===== RECORDS FOR THIS EXERCISE =====

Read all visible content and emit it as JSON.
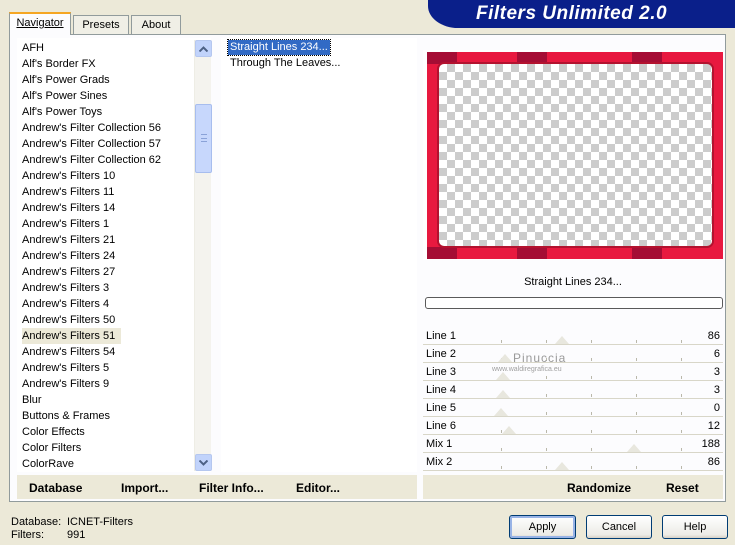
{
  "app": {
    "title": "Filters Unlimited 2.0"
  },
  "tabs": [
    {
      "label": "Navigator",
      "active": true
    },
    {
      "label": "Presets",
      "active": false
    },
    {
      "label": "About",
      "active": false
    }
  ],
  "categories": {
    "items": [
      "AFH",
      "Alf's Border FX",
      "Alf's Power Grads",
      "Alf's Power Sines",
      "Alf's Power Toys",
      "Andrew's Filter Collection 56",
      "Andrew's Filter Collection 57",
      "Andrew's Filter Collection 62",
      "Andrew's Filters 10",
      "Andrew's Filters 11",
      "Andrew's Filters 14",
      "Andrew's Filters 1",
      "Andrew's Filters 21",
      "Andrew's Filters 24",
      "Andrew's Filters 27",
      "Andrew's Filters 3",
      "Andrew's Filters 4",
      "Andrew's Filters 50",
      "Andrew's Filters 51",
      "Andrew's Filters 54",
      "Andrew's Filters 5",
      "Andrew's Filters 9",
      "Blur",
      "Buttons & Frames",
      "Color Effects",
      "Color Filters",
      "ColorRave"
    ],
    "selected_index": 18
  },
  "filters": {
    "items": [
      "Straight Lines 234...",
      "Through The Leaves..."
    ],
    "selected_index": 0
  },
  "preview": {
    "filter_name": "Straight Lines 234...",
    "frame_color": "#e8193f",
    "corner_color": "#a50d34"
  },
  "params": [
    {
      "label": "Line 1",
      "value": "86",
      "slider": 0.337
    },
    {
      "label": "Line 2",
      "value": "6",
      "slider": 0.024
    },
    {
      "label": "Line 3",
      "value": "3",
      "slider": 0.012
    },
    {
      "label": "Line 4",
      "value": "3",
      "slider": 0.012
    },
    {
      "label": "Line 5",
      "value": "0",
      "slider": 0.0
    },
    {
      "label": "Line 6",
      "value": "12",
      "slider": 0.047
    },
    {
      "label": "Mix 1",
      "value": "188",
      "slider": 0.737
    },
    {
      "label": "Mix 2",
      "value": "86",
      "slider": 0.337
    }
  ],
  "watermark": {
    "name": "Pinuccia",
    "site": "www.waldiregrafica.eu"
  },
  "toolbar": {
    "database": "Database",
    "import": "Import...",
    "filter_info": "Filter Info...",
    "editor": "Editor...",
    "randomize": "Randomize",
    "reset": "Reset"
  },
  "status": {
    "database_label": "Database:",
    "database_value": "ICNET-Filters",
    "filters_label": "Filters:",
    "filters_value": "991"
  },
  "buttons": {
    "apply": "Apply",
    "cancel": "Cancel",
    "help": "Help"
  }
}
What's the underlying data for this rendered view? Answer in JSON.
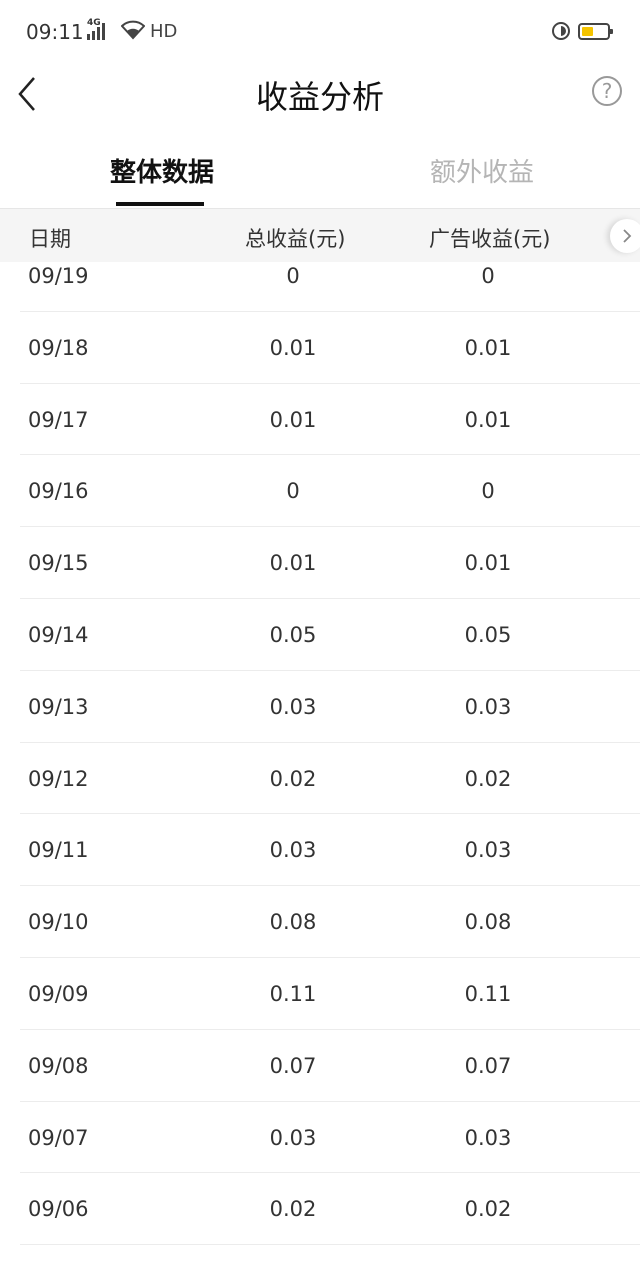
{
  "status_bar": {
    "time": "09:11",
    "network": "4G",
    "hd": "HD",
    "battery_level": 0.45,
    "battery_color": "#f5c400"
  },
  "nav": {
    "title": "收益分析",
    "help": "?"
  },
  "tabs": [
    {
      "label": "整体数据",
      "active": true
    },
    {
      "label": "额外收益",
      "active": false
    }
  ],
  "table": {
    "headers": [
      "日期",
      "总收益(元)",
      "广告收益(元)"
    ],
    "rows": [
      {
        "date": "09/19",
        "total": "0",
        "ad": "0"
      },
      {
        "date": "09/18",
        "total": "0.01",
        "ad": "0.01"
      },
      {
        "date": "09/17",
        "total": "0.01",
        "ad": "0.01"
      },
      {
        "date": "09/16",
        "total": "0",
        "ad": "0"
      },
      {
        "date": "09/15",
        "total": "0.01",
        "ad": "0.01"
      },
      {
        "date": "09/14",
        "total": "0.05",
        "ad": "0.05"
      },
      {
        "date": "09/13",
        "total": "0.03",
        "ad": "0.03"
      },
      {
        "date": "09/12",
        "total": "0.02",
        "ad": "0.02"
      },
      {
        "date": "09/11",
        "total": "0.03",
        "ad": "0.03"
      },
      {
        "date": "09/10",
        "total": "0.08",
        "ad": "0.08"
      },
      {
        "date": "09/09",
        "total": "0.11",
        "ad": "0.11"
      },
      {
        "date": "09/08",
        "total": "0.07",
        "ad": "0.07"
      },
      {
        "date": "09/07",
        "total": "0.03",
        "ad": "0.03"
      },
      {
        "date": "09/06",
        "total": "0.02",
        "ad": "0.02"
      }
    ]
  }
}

=====
===== RECORDS FOR THIS EXERCISE =====

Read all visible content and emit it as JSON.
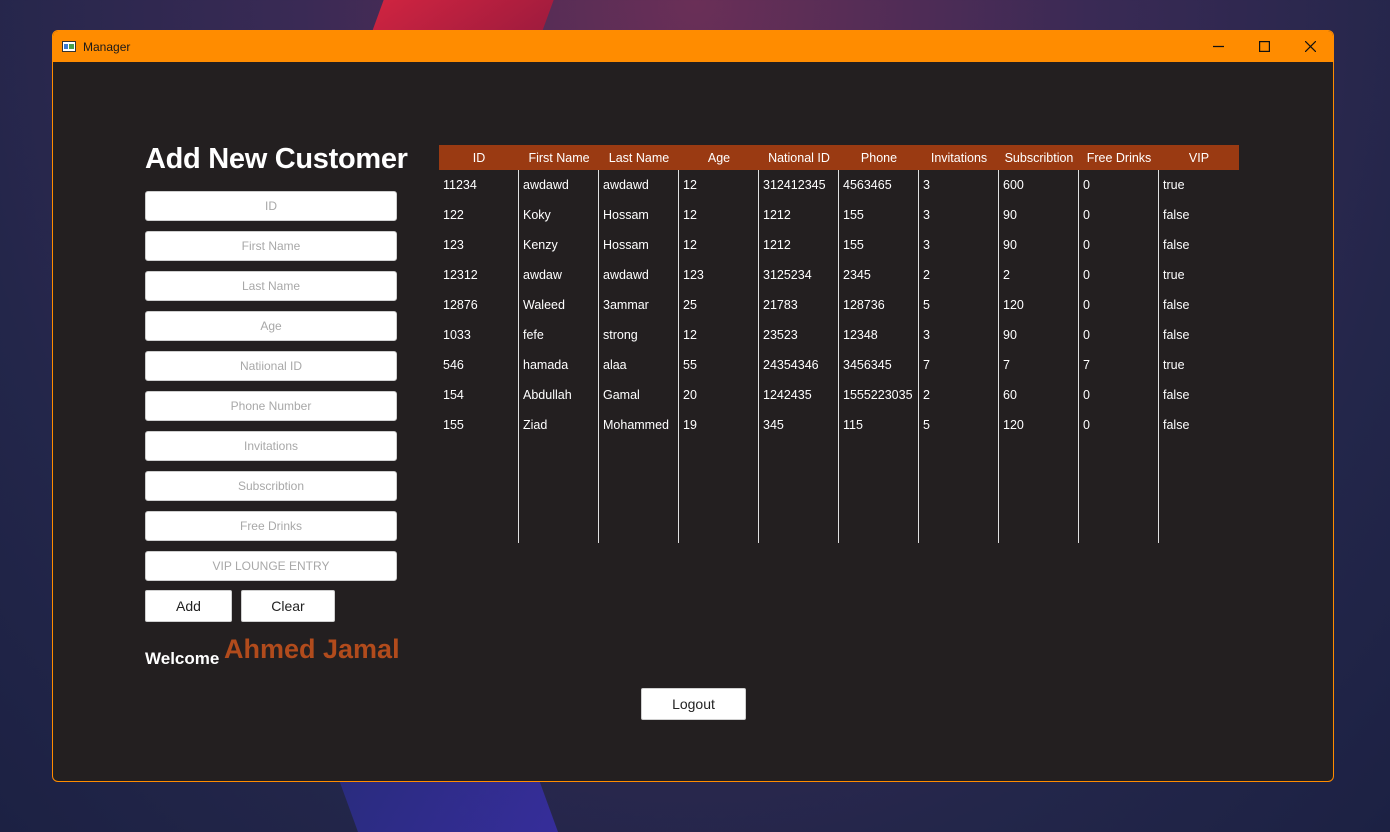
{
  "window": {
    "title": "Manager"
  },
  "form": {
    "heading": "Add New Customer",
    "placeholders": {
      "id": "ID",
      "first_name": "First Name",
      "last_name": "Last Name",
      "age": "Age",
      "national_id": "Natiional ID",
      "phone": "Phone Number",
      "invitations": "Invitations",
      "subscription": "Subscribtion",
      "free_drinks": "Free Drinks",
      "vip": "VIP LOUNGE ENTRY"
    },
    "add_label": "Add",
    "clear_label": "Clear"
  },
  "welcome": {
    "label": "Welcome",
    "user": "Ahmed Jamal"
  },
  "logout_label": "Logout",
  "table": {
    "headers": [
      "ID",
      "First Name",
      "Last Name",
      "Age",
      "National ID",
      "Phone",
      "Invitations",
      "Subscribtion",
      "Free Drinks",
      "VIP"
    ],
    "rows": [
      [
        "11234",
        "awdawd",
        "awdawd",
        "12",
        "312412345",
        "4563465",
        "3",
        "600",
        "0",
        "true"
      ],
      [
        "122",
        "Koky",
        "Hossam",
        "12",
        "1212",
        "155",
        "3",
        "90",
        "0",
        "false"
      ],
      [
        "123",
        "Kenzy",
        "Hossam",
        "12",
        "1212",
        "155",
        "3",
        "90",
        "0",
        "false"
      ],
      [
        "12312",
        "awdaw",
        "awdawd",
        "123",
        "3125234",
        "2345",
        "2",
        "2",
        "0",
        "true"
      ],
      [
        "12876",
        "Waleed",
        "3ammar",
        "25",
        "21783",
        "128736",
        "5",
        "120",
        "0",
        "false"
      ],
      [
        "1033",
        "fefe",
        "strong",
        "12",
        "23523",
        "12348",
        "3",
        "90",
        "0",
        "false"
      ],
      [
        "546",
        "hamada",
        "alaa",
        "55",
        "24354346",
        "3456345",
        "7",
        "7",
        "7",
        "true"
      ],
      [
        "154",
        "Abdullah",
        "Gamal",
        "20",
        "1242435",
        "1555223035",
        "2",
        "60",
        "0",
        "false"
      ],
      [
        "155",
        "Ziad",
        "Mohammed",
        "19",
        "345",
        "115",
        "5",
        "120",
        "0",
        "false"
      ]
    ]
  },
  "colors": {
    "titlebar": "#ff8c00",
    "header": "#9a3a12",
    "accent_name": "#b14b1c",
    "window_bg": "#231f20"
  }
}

=====

=== WORK TO BE COMPLETED ===
Read the entries above, then pull out the lines that include "Invitations".

=== FULL SOLUTION ===
      "invitations": "Invitations",
      "Invitations",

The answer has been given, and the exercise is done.